Records ▸
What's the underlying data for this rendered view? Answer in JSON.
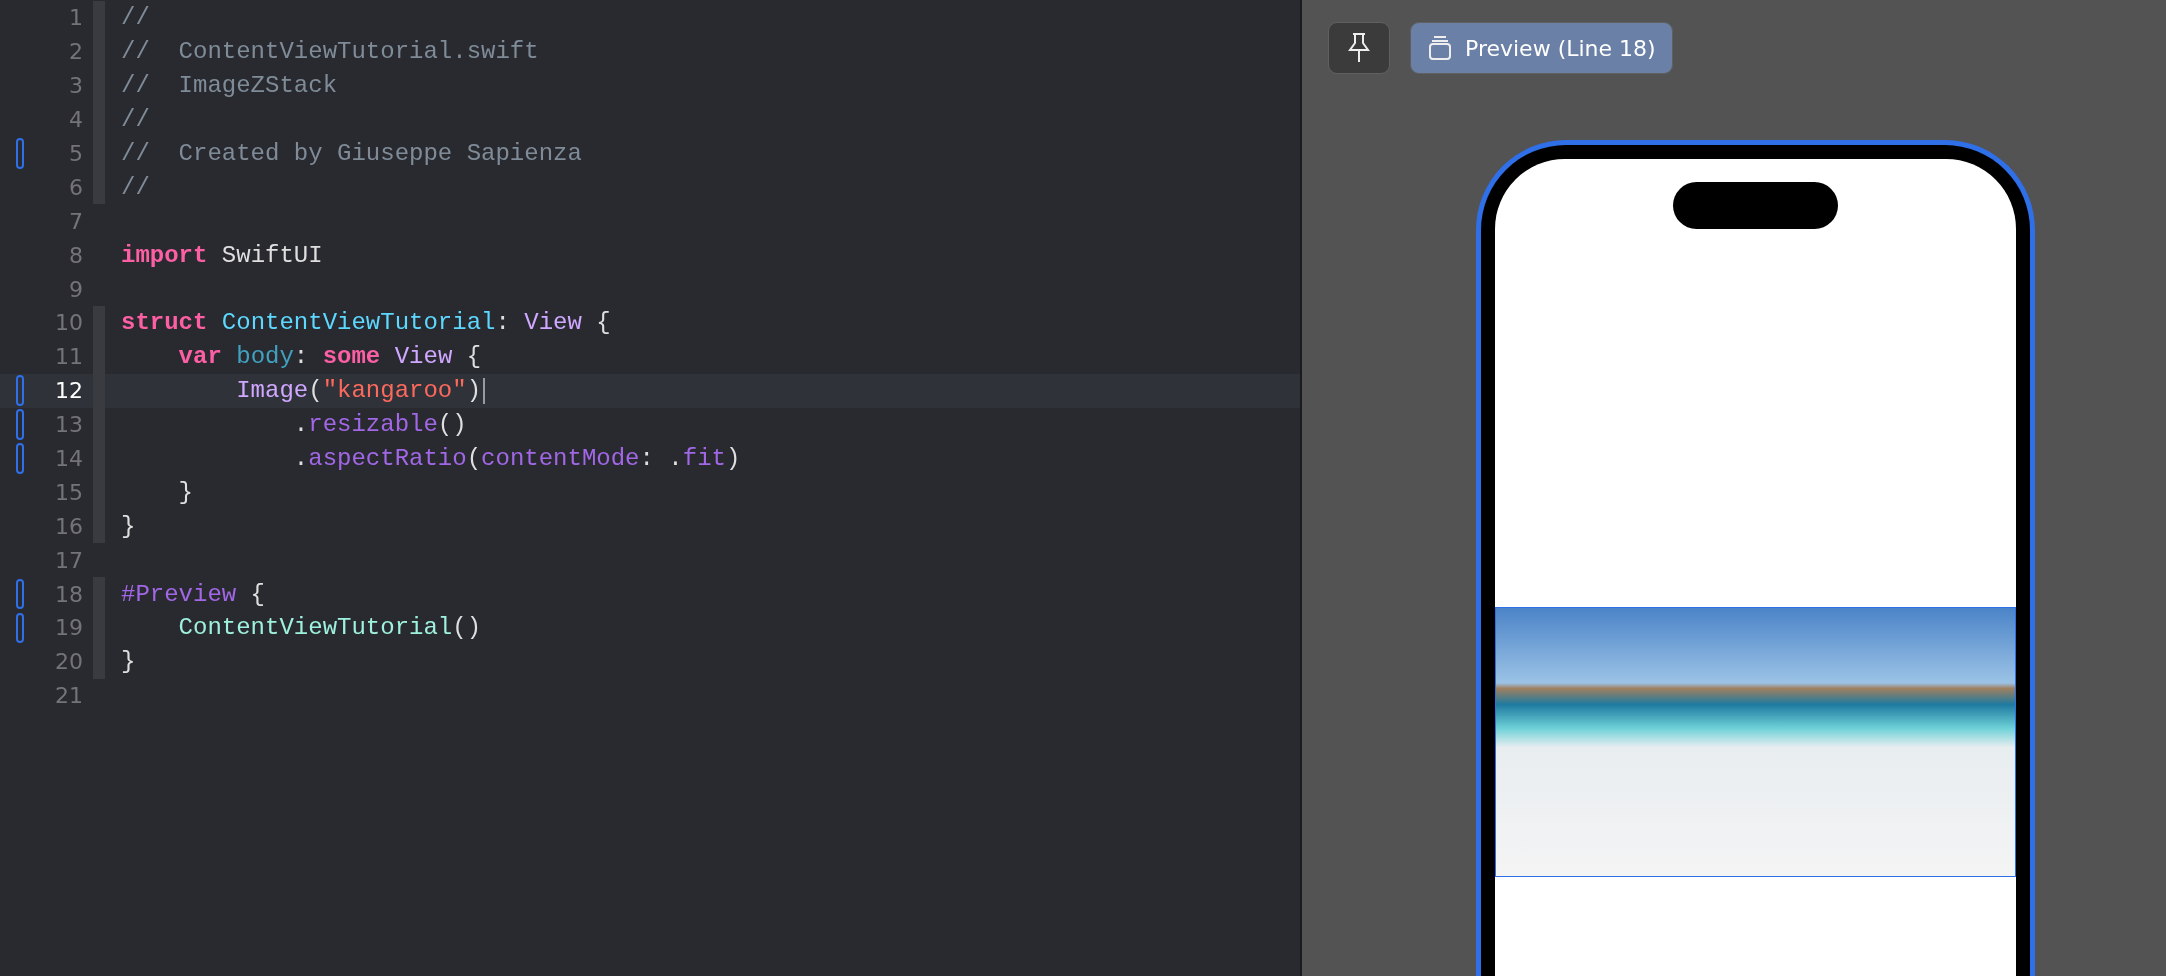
{
  "editor": {
    "lines": [
      {
        "number": "1",
        "changed": false,
        "current": false,
        "fold": true,
        "tokens": [
          {
            "text": "//",
            "kind": "comment"
          }
        ]
      },
      {
        "number": "2",
        "changed": false,
        "current": false,
        "fold": true,
        "tokens": [
          {
            "text": "//  ContentViewTutorial.swift",
            "kind": "comment"
          }
        ]
      },
      {
        "number": "3",
        "changed": false,
        "current": false,
        "fold": true,
        "tokens": [
          {
            "text": "//  ImageZStack",
            "kind": "comment"
          }
        ]
      },
      {
        "number": "4",
        "changed": false,
        "current": false,
        "fold": true,
        "tokens": [
          {
            "text": "//",
            "kind": "comment"
          }
        ]
      },
      {
        "number": "5",
        "changed": true,
        "current": false,
        "fold": true,
        "tokens": [
          {
            "text": "//  Created by Giuseppe Sapienza",
            "kind": "comment"
          }
        ]
      },
      {
        "number": "6",
        "changed": false,
        "current": false,
        "fold": true,
        "tokens": [
          {
            "text": "//",
            "kind": "comment"
          }
        ]
      },
      {
        "number": "7",
        "changed": false,
        "current": false,
        "fold": false
      },
      {
        "number": "8",
        "changed": false,
        "current": false,
        "fold": false,
        "tokens": [
          {
            "text": "import",
            "kind": "keyword"
          },
          {
            "text": " SwiftUI",
            "kind": "plain"
          }
        ]
      },
      {
        "number": "9",
        "changed": false,
        "current": false,
        "fold": false
      },
      {
        "number": "10",
        "changed": false,
        "current": false,
        "fold": true,
        "tokens": [
          {
            "text": "struct",
            "kind": "keyword"
          },
          {
            "text": " ContentViewTutorial",
            "kind": "declared-type"
          },
          {
            "text": ": ",
            "kind": "plain"
          },
          {
            "text": "View",
            "kind": "system-type"
          },
          {
            "text": " {",
            "kind": "plain"
          }
        ]
      },
      {
        "number": "11",
        "changed": false,
        "current": false,
        "fold": true,
        "tokens": [
          {
            "text": "    var",
            "kind": "keyword"
          },
          {
            "text": " body",
            "kind": "declaration"
          },
          {
            "text": ": ",
            "kind": "plain"
          },
          {
            "text": "some",
            "kind": "keyword"
          },
          {
            "text": " View",
            "kind": "system-type"
          },
          {
            "text": " {",
            "kind": "plain"
          }
        ]
      },
      {
        "number": "12",
        "changed": true,
        "current": true,
        "fold": true,
        "tokens": [
          {
            "text": "        Image",
            "kind": "system-type"
          },
          {
            "text": "(",
            "kind": "plain"
          },
          {
            "text": "\"kangaroo\"",
            "kind": "string"
          },
          {
            "text": ")",
            "kind": "plain"
          }
        ]
      },
      {
        "number": "13",
        "changed": true,
        "current": false,
        "fold": true,
        "tokens": [
          {
            "text": "            .",
            "kind": "plain"
          },
          {
            "text": "resizable",
            "kind": "member"
          },
          {
            "text": "()",
            "kind": "plain"
          }
        ]
      },
      {
        "number": "14",
        "changed": true,
        "current": false,
        "fold": true,
        "tokens": [
          {
            "text": "            .",
            "kind": "plain"
          },
          {
            "text": "aspectRatio",
            "kind": "member"
          },
          {
            "text": "(",
            "kind": "plain"
          },
          {
            "text": "contentMode",
            "kind": "member"
          },
          {
            "text": ": .",
            "kind": "plain"
          },
          {
            "text": "fit",
            "kind": "member"
          },
          {
            "text": ")",
            "kind": "plain"
          }
        ]
      },
      {
        "number": "15",
        "changed": false,
        "current": false,
        "fold": true,
        "tokens": [
          {
            "text": "    }",
            "kind": "plain"
          }
        ]
      },
      {
        "number": "16",
        "changed": false,
        "current": false,
        "fold": true,
        "tokens": [
          {
            "text": "}",
            "kind": "plain"
          }
        ]
      },
      {
        "number": "17",
        "changed": false,
        "current": false,
        "fold": false
      },
      {
        "number": "18",
        "changed": true,
        "current": false,
        "fold": true,
        "tokens": [
          {
            "text": "#Preview",
            "kind": "member"
          },
          {
            "text": " {",
            "kind": "plain"
          }
        ]
      },
      {
        "number": "19",
        "changed": true,
        "current": false,
        "fold": true,
        "tokens": [
          {
            "text": "    ContentViewTutorial",
            "kind": "project-call"
          },
          {
            "text": "()",
            "kind": "plain"
          }
        ]
      },
      {
        "number": "20",
        "changed": false,
        "current": false,
        "fold": true,
        "tokens": [
          {
            "text": "}",
            "kind": "plain"
          }
        ]
      },
      {
        "number": "21",
        "changed": false,
        "current": false,
        "fold": false
      }
    ]
  },
  "preview": {
    "pin_selected": false,
    "preview_button": {
      "label": "Preview (Line 18)",
      "selected": true
    }
  }
}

What is being asked ▸
Every line above should be returned word for word, with the pictures left behind.

Result of the exercise ▸
What's the underlying data for this rendered view? Answer in JSON.
{
  "editor": {
    "lines": [
      {
        "number": "1",
        "changed": false,
        "current": false,
        "fold": true,
        "tokens": [
          {
            "text": "//",
            "kind": "comment"
          }
        ]
      },
      {
        "number": "2",
        "changed": false,
        "current": false,
        "fold": true,
        "tokens": [
          {
            "text": "//  ContentViewTutorial.swift",
            "kind": "comment"
          }
        ]
      },
      {
        "number": "3",
        "changed": false,
        "current": false,
        "fold": true,
        "tokens": [
          {
            "text": "//  ImageZStack",
            "kind": "comment"
          }
        ]
      },
      {
        "number": "4",
        "changed": false,
        "current": false,
        "fold": true,
        "tokens": [
          {
            "text": "//",
            "kind": "comment"
          }
        ]
      },
      {
        "number": "5",
        "changed": true,
        "current": false,
        "fold": true,
        "tokens": [
          {
            "text": "//  Created by Giuseppe Sapienza",
            "kind": "comment"
          }
        ]
      },
      {
        "number": "6",
        "changed": false,
        "current": false,
        "fold": true,
        "tokens": [
          {
            "text": "//",
            "kind": "comment"
          }
        ]
      },
      {
        "number": "7",
        "changed": false,
        "current": false,
        "fold": false
      },
      {
        "number": "8",
        "changed": false,
        "current": false,
        "fold": false,
        "tokens": [
          {
            "text": "import",
            "kind": "keyword"
          },
          {
            "text": " SwiftUI",
            "kind": "plain"
          }
        ]
      },
      {
        "number": "9",
        "changed": false,
        "current": false,
        "fold": false
      },
      {
        "number": "10",
        "changed": false,
        "current": false,
        "fold": true,
        "tokens": [
          {
            "text": "struct",
            "kind": "keyword"
          },
          {
            "text": " ContentViewTutorial",
            "kind": "declared-type"
          },
          {
            "text": ": ",
            "kind": "plain"
          },
          {
            "text": "View",
            "kind": "system-type"
          },
          {
            "text": " {",
            "kind": "plain"
          }
        ]
      },
      {
        "number": "11",
        "changed": false,
        "current": false,
        "fold": true,
        "tokens": [
          {
            "text": "    var",
            "kind": "keyword"
          },
          {
            "text": " body",
            "kind": "declaration"
          },
          {
            "text": ": ",
            "kind": "plain"
          },
          {
            "text": "some",
            "kind": "keyword"
          },
          {
            "text": " View",
            "kind": "system-type"
          },
          {
            "text": " {",
            "kind": "plain"
          }
        ]
      },
      {
        "number": "12",
        "changed": true,
        "current": true,
        "fold": true,
        "tokens": [
          {
            "text": "        Image",
            "kind": "system-type"
          },
          {
            "text": "(",
            "kind": "plain"
          },
          {
            "text": "\"kangaroo\"",
            "kind": "string"
          },
          {
            "text": ")",
            "kind": "plain"
          }
        ]
      },
      {
        "number": "13",
        "changed": true,
        "current": false,
        "fold": true,
        "tokens": [
          {
            "text": "            .",
            "kind": "plain"
          },
          {
            "text": "resizable",
            "kind": "member"
          },
          {
            "text": "()",
            "kind": "plain"
          }
        ]
      },
      {
        "number": "14",
        "changed": true,
        "current": false,
        "fold": true,
        "tokens": [
          {
            "text": "            .",
            "kind": "plain"
          },
          {
            "text": "aspectRatio",
            "kind": "member"
          },
          {
            "text": "(",
            "kind": "plain"
          },
          {
            "text": "contentMode",
            "kind": "member"
          },
          {
            "text": ": .",
            "kind": "plain"
          },
          {
            "text": "fit",
            "kind": "member"
          },
          {
            "text": ")",
            "kind": "plain"
          }
        ]
      },
      {
        "number": "15",
        "changed": false,
        "current": false,
        "fold": true,
        "tokens": [
          {
            "text": "    }",
            "kind": "plain"
          }
        ]
      },
      {
        "number": "16",
        "changed": false,
        "current": false,
        "fold": true,
        "tokens": [
          {
            "text": "}",
            "kind": "plain"
          }
        ]
      },
      {
        "number": "17",
        "changed": false,
        "current": false,
        "fold": false
      },
      {
        "number": "18",
        "changed": true,
        "current": false,
        "fold": true,
        "tokens": [
          {
            "text": "#Preview",
            "kind": "member"
          },
          {
            "text": " {",
            "kind": "plain"
          }
        ]
      },
      {
        "number": "19",
        "changed": true,
        "current": false,
        "fold": true,
        "tokens": [
          {
            "text": "    ContentViewTutorial",
            "kind": "project-call"
          },
          {
            "text": "()",
            "kind": "plain"
          }
        ]
      },
      {
        "number": "20",
        "changed": false,
        "current": false,
        "fold": true,
        "tokens": [
          {
            "text": "}",
            "kind": "plain"
          }
        ]
      },
      {
        "number": "21",
        "changed": false,
        "current": false,
        "fold": false
      }
    ]
  },
  "preview": {
    "pin_selected": false,
    "preview_button": {
      "label": "Preview (Line 18)",
      "selected": true
    }
  }
}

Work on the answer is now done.